## start Entries provided

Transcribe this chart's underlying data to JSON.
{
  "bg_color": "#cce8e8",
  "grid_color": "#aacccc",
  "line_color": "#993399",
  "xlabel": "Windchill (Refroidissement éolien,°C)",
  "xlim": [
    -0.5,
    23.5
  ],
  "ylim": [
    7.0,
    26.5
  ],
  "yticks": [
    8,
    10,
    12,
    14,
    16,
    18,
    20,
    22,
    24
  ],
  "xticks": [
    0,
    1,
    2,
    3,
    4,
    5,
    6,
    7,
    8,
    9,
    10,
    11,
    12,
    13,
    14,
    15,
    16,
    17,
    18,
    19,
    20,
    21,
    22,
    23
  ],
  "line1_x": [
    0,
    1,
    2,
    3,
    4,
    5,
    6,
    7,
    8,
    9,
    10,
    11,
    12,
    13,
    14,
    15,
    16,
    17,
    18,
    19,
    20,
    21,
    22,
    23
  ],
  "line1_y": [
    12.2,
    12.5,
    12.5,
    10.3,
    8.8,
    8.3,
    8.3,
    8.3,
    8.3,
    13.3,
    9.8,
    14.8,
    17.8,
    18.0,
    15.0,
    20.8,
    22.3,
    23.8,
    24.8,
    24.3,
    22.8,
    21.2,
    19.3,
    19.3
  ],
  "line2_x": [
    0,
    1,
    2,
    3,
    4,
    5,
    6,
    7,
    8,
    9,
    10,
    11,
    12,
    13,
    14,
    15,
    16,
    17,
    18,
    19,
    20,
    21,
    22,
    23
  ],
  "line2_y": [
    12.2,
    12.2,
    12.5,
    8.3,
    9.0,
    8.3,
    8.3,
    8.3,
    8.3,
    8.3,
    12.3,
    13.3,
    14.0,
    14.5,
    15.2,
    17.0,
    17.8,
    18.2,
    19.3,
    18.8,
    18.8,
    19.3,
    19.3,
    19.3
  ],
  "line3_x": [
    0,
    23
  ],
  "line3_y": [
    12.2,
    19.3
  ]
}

## end Entries provided

▶ **What you should do**
Could you reproduce every record above exactly as it appears?

▶ **Full answer**
Transcribe this chart's underlying data to JSON.
{
  "bg_color": "#cce8e8",
  "grid_color": "#aacccc",
  "line_color": "#993399",
  "xlabel": "Windchill (Refroidissement éolien,°C)",
  "xlim": [
    -0.5,
    23.5
  ],
  "ylim": [
    7.0,
    26.5
  ],
  "yticks": [
    8,
    10,
    12,
    14,
    16,
    18,
    20,
    22,
    24
  ],
  "xticks": [
    0,
    1,
    2,
    3,
    4,
    5,
    6,
    7,
    8,
    9,
    10,
    11,
    12,
    13,
    14,
    15,
    16,
    17,
    18,
    19,
    20,
    21,
    22,
    23
  ],
  "line1_x": [
    0,
    1,
    2,
    3,
    4,
    5,
    6,
    7,
    8,
    9,
    10,
    11,
    12,
    13,
    14,
    15,
    16,
    17,
    18,
    19,
    20,
    21,
    22,
    23
  ],
  "line1_y": [
    12.2,
    12.5,
    12.5,
    10.3,
    8.8,
    8.3,
    8.3,
    8.3,
    8.3,
    13.3,
    9.8,
    14.8,
    17.8,
    18.0,
    15.0,
    20.8,
    22.3,
    23.8,
    24.8,
    24.3,
    22.8,
    21.2,
    19.3,
    19.3
  ],
  "line2_x": [
    0,
    1,
    2,
    3,
    4,
    5,
    6,
    7,
    8,
    9,
    10,
    11,
    12,
    13,
    14,
    15,
    16,
    17,
    18,
    19,
    20,
    21,
    22,
    23
  ],
  "line2_y": [
    12.2,
    12.2,
    12.5,
    8.3,
    9.0,
    8.3,
    8.3,
    8.3,
    8.3,
    8.3,
    12.3,
    13.3,
    14.0,
    14.5,
    15.2,
    17.0,
    17.8,
    18.2,
    19.3,
    18.8,
    18.8,
    19.3,
    19.3,
    19.3
  ],
  "line3_x": [
    0,
    23
  ],
  "line3_y": [
    12.2,
    19.3
  ]
}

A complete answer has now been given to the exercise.